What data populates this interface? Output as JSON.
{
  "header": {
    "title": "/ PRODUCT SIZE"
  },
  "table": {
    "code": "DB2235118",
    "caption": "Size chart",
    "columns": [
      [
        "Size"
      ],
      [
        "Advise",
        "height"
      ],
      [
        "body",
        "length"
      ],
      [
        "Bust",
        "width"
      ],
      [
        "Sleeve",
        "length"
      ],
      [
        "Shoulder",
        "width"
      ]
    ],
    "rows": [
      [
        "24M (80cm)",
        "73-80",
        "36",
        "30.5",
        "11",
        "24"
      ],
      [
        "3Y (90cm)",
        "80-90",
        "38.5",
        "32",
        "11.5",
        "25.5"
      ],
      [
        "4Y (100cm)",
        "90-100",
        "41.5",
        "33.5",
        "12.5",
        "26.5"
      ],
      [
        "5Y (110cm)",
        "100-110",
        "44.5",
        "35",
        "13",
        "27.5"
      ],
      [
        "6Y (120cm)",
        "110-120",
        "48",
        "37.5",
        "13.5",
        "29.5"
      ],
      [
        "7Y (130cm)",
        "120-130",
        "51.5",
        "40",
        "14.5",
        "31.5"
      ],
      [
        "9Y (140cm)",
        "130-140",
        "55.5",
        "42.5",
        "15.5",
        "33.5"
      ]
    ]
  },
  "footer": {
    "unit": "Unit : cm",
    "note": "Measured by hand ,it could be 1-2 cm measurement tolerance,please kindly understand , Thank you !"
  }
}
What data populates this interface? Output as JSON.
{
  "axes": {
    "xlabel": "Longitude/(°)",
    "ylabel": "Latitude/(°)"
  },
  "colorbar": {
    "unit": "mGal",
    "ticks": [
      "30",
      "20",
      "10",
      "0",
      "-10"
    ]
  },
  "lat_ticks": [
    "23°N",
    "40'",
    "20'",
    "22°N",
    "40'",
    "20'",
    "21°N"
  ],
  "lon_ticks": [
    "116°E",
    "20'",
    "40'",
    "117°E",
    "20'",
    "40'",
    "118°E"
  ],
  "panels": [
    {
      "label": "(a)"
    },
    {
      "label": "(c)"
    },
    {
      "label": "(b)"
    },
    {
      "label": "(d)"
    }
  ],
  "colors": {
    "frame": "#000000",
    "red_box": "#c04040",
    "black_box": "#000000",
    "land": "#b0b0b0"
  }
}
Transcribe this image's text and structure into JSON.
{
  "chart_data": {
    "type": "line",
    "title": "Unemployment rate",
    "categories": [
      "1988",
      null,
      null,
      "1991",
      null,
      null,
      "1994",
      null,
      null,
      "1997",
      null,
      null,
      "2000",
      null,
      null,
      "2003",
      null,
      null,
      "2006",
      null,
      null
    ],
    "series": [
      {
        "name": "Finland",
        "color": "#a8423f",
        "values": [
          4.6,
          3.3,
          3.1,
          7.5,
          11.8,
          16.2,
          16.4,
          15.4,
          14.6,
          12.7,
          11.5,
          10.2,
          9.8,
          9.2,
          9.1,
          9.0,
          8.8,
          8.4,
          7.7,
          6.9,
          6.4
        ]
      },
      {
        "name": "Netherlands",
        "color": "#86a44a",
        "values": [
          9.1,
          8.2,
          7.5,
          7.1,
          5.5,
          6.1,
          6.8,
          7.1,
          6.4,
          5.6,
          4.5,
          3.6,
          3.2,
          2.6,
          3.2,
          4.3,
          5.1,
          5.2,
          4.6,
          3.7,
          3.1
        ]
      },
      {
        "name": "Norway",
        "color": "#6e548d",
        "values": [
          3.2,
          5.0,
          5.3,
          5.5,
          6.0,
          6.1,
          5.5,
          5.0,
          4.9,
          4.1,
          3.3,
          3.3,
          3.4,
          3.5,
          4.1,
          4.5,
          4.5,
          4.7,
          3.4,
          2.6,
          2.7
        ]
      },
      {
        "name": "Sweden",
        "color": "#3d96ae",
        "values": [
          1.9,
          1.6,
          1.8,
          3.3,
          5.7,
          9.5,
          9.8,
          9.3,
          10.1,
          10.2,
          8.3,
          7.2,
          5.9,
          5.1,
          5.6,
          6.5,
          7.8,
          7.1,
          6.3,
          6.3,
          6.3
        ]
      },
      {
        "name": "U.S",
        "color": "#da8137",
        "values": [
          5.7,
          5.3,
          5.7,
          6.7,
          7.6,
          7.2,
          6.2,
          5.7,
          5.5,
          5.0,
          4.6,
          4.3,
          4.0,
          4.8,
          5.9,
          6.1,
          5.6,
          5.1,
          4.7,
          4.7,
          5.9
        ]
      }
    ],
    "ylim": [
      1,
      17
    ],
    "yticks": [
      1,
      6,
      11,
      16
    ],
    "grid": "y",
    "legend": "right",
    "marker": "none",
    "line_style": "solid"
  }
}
--------
THE PROBLEM: Report every line in the data above in which the word "name" appears.

EXERCISE RESULT:
        "name": "Finland",
        "name": "Netherlands",
        "name": "Norway",
        "name": "Sweden",
        "name": "U.S",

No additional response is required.